## Written exercise
Each line of the material below should be reproduced exactly.

Stored items:

## BEGIN

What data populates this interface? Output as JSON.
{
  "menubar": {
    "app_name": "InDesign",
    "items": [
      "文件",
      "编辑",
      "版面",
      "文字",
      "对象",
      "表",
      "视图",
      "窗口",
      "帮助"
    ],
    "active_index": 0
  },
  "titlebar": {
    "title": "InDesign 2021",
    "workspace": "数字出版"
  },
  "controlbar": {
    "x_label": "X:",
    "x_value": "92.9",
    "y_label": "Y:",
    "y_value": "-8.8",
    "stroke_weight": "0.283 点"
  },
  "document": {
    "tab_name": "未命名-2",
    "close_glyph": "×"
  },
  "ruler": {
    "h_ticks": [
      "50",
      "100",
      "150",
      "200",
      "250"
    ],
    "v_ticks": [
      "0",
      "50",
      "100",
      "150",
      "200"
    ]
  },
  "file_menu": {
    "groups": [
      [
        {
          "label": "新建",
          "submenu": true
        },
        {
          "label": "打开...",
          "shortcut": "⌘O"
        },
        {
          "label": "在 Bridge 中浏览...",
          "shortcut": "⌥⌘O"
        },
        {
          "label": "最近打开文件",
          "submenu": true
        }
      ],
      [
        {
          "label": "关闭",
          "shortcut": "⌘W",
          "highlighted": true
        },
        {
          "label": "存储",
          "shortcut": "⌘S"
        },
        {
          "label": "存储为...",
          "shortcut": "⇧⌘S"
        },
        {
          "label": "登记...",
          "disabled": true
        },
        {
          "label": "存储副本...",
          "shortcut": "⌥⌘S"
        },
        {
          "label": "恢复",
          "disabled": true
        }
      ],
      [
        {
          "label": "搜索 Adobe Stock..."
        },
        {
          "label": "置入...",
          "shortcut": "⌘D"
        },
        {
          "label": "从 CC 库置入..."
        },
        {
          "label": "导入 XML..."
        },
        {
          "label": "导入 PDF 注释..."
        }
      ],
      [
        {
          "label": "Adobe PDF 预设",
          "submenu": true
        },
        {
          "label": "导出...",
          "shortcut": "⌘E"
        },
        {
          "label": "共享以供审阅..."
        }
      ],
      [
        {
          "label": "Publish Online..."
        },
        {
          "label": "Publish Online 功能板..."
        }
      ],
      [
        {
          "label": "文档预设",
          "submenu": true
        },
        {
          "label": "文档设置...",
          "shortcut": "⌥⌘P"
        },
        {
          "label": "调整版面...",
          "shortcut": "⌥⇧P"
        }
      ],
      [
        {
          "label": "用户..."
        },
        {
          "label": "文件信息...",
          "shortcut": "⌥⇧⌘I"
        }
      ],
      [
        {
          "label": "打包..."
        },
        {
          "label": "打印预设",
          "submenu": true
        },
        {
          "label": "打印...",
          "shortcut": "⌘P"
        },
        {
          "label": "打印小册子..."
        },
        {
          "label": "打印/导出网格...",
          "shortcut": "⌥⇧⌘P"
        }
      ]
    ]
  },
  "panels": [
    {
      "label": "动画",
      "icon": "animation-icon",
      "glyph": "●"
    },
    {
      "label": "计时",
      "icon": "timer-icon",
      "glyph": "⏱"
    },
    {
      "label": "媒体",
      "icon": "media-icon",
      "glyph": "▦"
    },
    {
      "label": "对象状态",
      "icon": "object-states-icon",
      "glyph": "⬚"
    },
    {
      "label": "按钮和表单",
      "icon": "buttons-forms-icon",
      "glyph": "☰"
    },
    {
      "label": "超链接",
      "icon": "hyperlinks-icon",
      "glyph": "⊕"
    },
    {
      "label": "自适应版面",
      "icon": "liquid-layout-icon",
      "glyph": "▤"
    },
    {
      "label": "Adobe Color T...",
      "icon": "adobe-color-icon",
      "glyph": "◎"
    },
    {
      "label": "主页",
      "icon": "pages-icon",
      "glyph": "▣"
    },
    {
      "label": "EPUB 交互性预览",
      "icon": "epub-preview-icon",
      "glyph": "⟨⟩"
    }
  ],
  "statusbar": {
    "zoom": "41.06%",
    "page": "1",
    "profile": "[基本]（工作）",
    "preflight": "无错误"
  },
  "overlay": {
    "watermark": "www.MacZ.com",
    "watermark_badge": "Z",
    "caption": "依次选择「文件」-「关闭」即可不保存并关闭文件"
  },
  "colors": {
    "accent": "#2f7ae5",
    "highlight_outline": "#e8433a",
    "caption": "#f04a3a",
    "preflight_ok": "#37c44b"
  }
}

## END

## Solution for this problem
What data populates this interface? Output as JSON.
{
  "menubar": {
    "app_name": "InDesign",
    "items": [
      "文件",
      "编辑",
      "版面",
      "文字",
      "对象",
      "表",
      "视图",
      "窗口",
      "帮助"
    ],
    "active_index": 0
  },
  "titlebar": {
    "title": "InDesign 2021",
    "workspace": "数字出版"
  },
  "controlbar": {
    "x_label": "X:",
    "x_value": "92.9",
    "y_label": "Y:",
    "y_value": "-8.8",
    "stroke_weight": "0.283 点"
  },
  "document": {
    "tab_name": "未命名-2",
    "close_glyph": "×"
  },
  "ruler": {
    "h_ticks": [
      "50",
      "100",
      "150",
      "200",
      "250"
    ],
    "v_ticks": [
      "0",
      "50",
      "100",
      "150",
      "200"
    ]
  },
  "file_menu": {
    "groups": [
      [
        {
          "label": "新建",
          "submenu": true
        },
        {
          "label": "打开...",
          "shortcut": "⌘O"
        },
        {
          "label": "在 Bridge 中浏览...",
          "shortcut": "⌥⌘O"
        },
        {
          "label": "最近打开文件",
          "submenu": true
        }
      ],
      [
        {
          "label": "关闭",
          "shortcut": "⌘W",
          "highlighted": true
        },
        {
          "label": "存储",
          "shortcut": "⌘S"
        },
        {
          "label": "存储为...",
          "shortcut": "⇧⌘S"
        },
        {
          "label": "登记...",
          "disabled": true
        },
        {
          "label": "存储副本...",
          "shortcut": "⌥⌘S"
        },
        {
          "label": "恢复",
          "disabled": true
        }
      ],
      [
        {
          "label": "搜索 Adobe Stock..."
        },
        {
          "label": "置入...",
          "shortcut": "⌘D"
        },
        {
          "label": "从 CC 库置入..."
        },
        {
          "label": "导入 XML..."
        },
        {
          "label": "导入 PDF 注释..."
        }
      ],
      [
        {
          "label": "Adobe PDF 预设",
          "submenu": true
        },
        {
          "label": "导出...",
          "shortcut": "⌘E"
        },
        {
          "label": "共享以供审阅..."
        }
      ],
      [
        {
          "label": "Publish Online..."
        },
        {
          "label": "Publish Online 功能板..."
        }
      ],
      [
        {
          "label": "文档预设",
          "submenu": true
        },
        {
          "label": "文档设置...",
          "shortcut": "⌥⌘P"
        },
        {
          "label": "调整版面...",
          "shortcut": "⌥⇧P"
        }
      ],
      [
        {
          "label": "用户..."
        },
        {
          "label": "文件信息...",
          "shortcut": "⌥⇧⌘I"
        }
      ],
      [
        {
          "label": "打包..."
        },
        {
          "label": "打印预设",
          "submenu": true
        },
        {
          "label": "打印...",
          "shortcut": "⌘P"
        },
        {
          "label": "打印小册子..."
        },
        {
          "label": "打印/导出网格...",
          "shortcut": "⌥⇧⌘P"
        }
      ]
    ]
  },
  "panels": [
    {
      "label": "动画",
      "icon": "animation-icon",
      "glyph": "●"
    },
    {
      "label": "计时",
      "icon": "timer-icon",
      "glyph": "⏱"
    },
    {
      "label": "媒体",
      "icon": "media-icon",
      "glyph": "▦"
    },
    {
      "label": "对象状态",
      "icon": "object-states-icon",
      "glyph": "⬚"
    },
    {
      "label": "按钮和表单",
      "icon": "buttons-forms-icon",
      "glyph": "☰"
    },
    {
      "label": "超链接",
      "icon": "hyperlinks-icon",
      "glyph": "⊕"
    },
    {
      "label": "自适应版面",
      "icon": "liquid-layout-icon",
      "glyph": "▤"
    },
    {
      "label": "Adobe Color T...",
      "icon": "adobe-color-icon",
      "glyph": "◎"
    },
    {
      "label": "主页",
      "icon": "pages-icon",
      "glyph": "▣"
    },
    {
      "label": "EPUB 交互性预览",
      "icon": "epub-preview-icon",
      "glyph": "⟨⟩"
    }
  ],
  "statusbar": {
    "zoom": "41.06%",
    "page": "1",
    "profile": "[基本]（工作）",
    "preflight": "无错误"
  },
  "overlay": {
    "watermark": "www.MacZ.com",
    "watermark_badge": "Z",
    "caption": "依次选择「文件」-「关闭」即可不保存并关闭文件"
  },
  "colors": {
    "accent": "#2f7ae5",
    "highlight_outline": "#e8433a",
    "caption": "#f04a3a",
    "preflight_ok": "#37c44b"
  }
}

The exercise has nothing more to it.